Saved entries
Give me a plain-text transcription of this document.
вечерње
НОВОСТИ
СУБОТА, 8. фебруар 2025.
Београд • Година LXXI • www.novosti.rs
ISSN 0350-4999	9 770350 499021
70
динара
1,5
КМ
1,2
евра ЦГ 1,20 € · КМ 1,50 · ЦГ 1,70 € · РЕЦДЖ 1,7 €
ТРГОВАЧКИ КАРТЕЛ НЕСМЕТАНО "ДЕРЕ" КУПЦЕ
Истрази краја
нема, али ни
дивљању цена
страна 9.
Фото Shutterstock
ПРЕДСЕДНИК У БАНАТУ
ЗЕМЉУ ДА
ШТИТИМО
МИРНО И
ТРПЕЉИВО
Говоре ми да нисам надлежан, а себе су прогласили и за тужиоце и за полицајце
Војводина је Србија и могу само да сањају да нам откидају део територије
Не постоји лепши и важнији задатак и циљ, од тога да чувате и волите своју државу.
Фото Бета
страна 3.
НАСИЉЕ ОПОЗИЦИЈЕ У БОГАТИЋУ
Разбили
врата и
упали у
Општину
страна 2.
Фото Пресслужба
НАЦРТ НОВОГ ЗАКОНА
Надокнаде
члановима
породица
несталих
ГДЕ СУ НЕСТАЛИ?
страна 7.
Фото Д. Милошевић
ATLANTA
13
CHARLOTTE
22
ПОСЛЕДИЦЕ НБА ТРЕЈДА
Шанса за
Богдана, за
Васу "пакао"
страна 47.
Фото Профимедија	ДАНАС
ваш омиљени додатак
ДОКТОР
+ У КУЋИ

**WRITTEN TASK**.
Using the listing above, locate the lines that hold "страна" and copy each one.

**TASK OUTPUT**.
страна 9.
страна 3.
страна 2.
страна 7.
страна 47.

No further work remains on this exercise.